* **Material provided**
------

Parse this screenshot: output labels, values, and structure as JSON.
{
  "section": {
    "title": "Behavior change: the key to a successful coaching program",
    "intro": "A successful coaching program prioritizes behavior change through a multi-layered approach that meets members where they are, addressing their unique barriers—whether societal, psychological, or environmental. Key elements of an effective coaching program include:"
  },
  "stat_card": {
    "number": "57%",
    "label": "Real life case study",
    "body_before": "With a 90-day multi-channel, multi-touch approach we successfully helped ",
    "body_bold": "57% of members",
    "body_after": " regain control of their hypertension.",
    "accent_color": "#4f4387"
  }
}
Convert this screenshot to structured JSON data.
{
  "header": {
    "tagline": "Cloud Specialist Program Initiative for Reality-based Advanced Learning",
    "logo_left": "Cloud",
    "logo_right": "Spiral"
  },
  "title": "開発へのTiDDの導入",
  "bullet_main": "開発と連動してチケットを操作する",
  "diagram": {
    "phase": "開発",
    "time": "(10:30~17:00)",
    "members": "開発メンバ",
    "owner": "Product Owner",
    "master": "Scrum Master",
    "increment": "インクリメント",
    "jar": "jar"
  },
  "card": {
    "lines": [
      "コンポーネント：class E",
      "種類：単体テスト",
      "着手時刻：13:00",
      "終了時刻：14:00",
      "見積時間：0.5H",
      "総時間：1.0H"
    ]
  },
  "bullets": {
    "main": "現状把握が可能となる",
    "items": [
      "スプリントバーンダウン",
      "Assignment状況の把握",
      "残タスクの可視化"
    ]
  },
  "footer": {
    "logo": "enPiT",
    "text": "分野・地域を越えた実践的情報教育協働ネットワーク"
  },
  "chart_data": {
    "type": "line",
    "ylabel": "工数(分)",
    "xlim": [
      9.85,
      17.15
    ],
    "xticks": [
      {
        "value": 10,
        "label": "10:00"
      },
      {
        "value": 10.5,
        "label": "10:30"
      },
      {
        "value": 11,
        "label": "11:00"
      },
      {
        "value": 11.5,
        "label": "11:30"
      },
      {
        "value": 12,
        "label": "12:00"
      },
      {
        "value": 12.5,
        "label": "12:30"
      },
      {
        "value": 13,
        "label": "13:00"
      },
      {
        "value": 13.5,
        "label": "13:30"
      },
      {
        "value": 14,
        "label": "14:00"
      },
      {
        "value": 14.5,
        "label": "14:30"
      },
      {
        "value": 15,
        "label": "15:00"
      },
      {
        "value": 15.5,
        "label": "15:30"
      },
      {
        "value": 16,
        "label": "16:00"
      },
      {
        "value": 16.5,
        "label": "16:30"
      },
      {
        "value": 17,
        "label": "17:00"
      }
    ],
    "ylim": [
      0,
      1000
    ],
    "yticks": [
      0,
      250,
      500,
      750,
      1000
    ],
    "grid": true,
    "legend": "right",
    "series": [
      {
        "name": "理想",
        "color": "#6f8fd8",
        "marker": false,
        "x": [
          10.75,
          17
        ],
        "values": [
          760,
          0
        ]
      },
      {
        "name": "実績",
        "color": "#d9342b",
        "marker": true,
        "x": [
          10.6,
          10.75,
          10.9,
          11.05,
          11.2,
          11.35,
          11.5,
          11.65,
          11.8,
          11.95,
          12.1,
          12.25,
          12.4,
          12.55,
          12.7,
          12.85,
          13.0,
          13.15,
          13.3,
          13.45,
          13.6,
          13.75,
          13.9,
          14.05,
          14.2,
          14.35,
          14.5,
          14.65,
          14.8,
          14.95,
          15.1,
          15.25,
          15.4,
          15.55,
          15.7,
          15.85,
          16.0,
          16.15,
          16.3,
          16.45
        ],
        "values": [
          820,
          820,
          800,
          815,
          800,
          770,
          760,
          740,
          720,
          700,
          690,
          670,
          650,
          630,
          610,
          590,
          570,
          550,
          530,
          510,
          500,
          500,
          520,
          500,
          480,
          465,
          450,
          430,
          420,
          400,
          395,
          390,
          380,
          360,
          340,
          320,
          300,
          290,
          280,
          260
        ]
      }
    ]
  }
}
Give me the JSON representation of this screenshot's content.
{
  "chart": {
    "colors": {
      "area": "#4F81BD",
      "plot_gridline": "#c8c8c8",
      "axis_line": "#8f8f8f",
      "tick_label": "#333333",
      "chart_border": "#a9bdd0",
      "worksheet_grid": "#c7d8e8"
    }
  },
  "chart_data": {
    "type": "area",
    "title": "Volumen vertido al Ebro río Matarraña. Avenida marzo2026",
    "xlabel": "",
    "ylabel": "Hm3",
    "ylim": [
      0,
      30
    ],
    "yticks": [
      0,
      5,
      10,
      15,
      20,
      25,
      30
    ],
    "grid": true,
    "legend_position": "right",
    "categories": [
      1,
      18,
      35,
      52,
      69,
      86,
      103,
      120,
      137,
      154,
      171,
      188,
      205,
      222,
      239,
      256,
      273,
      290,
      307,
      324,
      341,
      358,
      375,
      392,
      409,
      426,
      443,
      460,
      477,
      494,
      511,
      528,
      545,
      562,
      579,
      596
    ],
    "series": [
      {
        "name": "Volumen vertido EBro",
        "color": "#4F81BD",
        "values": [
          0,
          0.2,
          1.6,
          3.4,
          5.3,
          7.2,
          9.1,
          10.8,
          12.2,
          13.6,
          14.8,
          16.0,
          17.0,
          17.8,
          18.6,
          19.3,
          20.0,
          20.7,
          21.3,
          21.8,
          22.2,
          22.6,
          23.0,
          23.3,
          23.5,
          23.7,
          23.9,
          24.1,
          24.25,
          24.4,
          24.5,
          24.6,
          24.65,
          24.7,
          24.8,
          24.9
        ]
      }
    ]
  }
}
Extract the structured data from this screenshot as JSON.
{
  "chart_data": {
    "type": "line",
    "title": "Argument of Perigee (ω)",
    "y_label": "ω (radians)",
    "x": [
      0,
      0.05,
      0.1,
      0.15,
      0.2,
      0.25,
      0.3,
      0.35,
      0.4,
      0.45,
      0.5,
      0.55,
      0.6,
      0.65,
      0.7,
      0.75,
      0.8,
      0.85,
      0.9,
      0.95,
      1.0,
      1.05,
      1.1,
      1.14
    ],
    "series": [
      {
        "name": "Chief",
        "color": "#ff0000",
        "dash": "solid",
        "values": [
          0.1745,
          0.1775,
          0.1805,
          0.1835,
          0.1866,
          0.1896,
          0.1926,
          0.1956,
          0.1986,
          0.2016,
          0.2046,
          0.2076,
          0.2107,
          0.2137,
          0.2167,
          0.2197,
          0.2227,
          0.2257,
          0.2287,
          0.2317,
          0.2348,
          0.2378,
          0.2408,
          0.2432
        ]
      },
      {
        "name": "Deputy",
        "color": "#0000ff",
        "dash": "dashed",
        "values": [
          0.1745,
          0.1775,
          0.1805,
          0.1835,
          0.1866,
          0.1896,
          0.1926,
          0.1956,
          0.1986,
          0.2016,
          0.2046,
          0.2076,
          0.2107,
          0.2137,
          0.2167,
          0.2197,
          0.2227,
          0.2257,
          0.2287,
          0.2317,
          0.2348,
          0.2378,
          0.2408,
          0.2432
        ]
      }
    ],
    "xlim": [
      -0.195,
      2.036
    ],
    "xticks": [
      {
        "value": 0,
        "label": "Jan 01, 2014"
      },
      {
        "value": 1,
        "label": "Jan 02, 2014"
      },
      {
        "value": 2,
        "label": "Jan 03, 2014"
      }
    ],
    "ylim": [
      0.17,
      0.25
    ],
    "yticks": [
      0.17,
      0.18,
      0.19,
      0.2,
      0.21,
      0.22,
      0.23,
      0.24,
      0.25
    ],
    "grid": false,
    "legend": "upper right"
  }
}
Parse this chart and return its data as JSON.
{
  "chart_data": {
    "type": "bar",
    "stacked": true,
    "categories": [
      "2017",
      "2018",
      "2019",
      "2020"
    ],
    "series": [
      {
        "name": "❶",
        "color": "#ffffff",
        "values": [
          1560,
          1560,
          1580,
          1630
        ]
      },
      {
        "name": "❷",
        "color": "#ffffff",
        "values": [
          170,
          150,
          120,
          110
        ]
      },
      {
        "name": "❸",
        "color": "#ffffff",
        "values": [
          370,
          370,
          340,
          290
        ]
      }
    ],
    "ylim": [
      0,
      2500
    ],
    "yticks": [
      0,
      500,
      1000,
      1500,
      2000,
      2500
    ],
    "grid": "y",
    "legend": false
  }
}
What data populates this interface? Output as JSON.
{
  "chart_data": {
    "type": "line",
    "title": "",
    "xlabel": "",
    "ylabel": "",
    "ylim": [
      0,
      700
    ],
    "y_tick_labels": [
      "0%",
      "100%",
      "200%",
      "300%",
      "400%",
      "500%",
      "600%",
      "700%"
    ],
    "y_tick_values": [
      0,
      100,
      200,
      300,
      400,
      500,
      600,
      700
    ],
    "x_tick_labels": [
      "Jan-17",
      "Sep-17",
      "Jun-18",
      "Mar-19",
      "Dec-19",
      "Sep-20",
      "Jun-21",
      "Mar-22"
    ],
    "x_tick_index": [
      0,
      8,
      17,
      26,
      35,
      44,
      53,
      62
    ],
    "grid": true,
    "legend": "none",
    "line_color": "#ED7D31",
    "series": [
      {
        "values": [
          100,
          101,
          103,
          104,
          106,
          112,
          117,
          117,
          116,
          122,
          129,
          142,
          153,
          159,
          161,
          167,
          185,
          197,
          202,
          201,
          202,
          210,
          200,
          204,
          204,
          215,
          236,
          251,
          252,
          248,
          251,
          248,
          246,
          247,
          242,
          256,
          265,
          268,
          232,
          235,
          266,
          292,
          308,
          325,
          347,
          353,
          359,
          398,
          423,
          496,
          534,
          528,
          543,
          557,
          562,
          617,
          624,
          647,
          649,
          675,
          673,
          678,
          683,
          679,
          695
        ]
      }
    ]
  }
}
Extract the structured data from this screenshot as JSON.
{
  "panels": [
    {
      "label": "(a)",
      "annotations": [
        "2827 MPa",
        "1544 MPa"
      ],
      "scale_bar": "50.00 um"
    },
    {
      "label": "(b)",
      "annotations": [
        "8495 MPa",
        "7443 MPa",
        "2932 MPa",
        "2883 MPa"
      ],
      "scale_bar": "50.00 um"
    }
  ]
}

------

* **What is being asked**
Filter out every line that lacks the word "title", and copy the rest.

* **Finished exercise**
    "title": "Behavior change: the key to a successful coaching program",
  "title": "開発へのTiDDの導入",
    "title": "Volumen vertido al Ebro río Matarraña. Avenida marzo2026",
    "title": "Argument of Perigee (ω)",
    "title": "",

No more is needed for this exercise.